● **READING TEXT**:
╔══
PDA

View Full Version : [ubuntu] clock_gettime skips ahead now and then...


FreedomFromWindows
March 25th, 2009, 08:00 PM
Hi,

I have a weird problem with the high resolution clock.

When I wait on an external events, specifically packets arriving on a pcap Ethernet interface at precisely 5mS intervals, every 1.6 seconds there is at least one additional delay of exactly 1mS. (Sometimes there is more than one, and in that case, one succeeding time will be under-reported by 1mS, but the net effect is that exactly 1mS disappears around 1.6 seconds.) I am able to check with an external analyzer that the delay is on reception/processing in the server box, not with the device originating the packets.

I have tried various ways around it, including installing the real-time kernel, and putting the thread on its own processor with taskset (and blocking the OS and all other threads/processes from using that processor). But while the reported jitter goes down with these improvements, all the way down to about +/-2uS, the 1mS jump keeps appearing.

I am running server 8.04, 8.10, and 9.04 (alpha 6 right now). The behaviour is similar on all of them (with variations in the amount of jitter).

The best results have been with clock_gettime() using CLOCK_MONOTONIC. CLOCK_REALTIME is no better.

However, because CLOCK_MONOTONIC is guaranteed never to go backward, and is guaranteed consistent across cores in one machine, I believe the OS must occasionally nudge one processor's clock forward to catch up with whatever the fastest one is, or something like that.

There is not AFAIK any guarantee that CLOCK_MONOTONIC won't skip ahead, only that it won't go backward.
╚══
● **DATA PROVIDED**:
╔══
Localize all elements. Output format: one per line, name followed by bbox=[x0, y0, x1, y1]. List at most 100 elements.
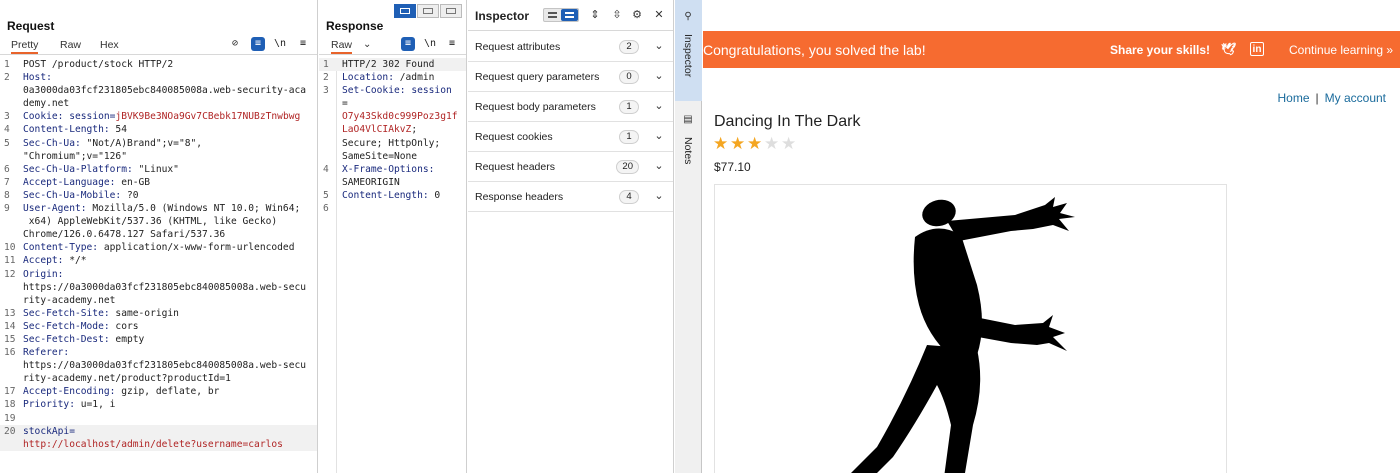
╚══
● **GOALS**:
**1.** Answer these questions about the clock_gettime post:
(a) At what interval do the packets arrive on the pcap Ethernet interface?
(b) Which server versions does the poster say they are running?
(c) Which clock gave the best results with clock_gettime()?
**2.** Write the next few sentences of the clock_gettime post, picking up after its final sentence.
The data was taken from a separate source.

● **RESULTS FOR THE EXERCISE**:
**1.**
(a) Precisely 5mS intervals.
(b) Server 8.04, 8.10, and 9.04 (alpha 6 at the time).
(c) CLOCK_MONOTONIC.

**2.**
One more interesting twist is that I believe this problem may be more severe on a server with Core 2 Duo processor than it is with another machine with an AMD Phenom Quad (though it is running desktop, but while there is more jitter than with server edition, there are no 1mS jumps in time). It could be the luck of which core the thread is assigned to being either the fastest on the processor (in the case of the AMD?) or the slowest (in the case of the Intel)?

I'm tearing my hair out over this - I'm getting really good accuracy on the timestamping of these incoming messages, except for this periodic and repeatable problem.

Does anyone know if the theory on the OS causing clocks to skip ahead happens to be true?

Are there any other calls I could use instead?

Because I can isolate the thread to one core and lock it there, I could use the equivalent of a hardware performance counter on the core but that doesn't seem much supported under Linux just yet. I also tried using the CPU_TIME type clocks, but I think there is some other uncertainty with them because even though the thread is the only thing on the core, and it is running flat out in a hard loop, the CPU time does not increment as fast as real time IIRC.

Also though this is a 'server' question there might be some other forum to do with timing or something that might be better - if you know of one I'd really appreciate the pointer.

Thanks for any and all suggestions!